(Layout records)
######
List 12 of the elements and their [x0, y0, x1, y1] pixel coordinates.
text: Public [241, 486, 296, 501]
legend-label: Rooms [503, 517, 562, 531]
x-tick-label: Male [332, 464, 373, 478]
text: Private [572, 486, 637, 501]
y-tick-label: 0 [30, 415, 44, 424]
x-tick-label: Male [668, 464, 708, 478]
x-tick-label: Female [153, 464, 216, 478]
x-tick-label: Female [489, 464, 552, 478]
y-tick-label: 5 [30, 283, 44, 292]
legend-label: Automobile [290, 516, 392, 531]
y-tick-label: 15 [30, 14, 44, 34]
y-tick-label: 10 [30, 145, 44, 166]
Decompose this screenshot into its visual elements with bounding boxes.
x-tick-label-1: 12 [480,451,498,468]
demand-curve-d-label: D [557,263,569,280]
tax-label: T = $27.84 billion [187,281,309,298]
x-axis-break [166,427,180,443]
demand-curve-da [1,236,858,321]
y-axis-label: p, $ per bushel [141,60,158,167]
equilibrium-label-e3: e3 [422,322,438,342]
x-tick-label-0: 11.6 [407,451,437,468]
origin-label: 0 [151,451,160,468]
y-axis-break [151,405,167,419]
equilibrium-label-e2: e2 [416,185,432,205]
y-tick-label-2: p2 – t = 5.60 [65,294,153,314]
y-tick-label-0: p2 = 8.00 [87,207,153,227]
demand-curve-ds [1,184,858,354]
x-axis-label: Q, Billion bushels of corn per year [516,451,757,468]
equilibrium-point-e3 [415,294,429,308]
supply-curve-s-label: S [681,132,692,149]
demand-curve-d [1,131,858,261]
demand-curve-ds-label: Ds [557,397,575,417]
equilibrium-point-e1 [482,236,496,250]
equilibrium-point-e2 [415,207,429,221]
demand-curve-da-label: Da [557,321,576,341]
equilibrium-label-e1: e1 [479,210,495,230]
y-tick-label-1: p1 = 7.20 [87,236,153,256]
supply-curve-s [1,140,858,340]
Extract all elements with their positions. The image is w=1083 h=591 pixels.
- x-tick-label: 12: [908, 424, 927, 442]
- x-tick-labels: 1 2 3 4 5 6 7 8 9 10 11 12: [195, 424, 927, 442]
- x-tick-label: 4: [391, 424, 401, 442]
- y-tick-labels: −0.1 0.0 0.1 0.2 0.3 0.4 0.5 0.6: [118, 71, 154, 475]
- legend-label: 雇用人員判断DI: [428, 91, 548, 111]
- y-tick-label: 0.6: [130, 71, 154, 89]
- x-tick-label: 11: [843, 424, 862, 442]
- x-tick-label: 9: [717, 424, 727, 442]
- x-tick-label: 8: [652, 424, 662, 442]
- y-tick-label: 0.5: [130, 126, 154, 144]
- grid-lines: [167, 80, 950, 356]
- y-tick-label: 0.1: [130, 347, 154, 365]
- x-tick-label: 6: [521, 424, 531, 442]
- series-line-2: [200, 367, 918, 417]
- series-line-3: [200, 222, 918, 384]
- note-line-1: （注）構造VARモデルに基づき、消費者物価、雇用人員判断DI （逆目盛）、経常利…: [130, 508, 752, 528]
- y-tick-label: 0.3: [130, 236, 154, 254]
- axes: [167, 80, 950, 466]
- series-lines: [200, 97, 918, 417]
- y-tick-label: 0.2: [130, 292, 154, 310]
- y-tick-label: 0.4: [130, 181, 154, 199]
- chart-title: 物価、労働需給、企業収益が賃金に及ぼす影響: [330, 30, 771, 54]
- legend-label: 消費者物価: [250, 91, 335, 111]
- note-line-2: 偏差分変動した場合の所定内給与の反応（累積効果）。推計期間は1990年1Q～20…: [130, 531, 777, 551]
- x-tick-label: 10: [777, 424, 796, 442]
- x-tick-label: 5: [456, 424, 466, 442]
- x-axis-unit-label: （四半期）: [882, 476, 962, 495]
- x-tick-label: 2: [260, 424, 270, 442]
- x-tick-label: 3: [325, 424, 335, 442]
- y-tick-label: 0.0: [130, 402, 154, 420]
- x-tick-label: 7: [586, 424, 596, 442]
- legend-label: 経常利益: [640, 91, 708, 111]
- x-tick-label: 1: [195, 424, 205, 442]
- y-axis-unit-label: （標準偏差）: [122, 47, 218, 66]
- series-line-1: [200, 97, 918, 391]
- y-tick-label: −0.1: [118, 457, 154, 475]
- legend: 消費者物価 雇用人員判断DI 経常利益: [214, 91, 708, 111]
######
(TO DO):
Pull out each line of the material above that contains the string "curve". Matching is case-sensitive.

(OUTPUT OF THE EXERCISE):
demand-curve-d-label: D [557,263,569,280]
demand-curve-da [1,236,858,321]
demand-curve-ds [1,184,858,354]
supply-curve-s-label: S [681,132,692,149]
demand-curve-d [1,131,858,261]
demand-curve-ds-label: Ds [557,397,575,417]
demand-curve-da-label: Da [557,321,576,341]
supply-curve-s [1,140,858,340]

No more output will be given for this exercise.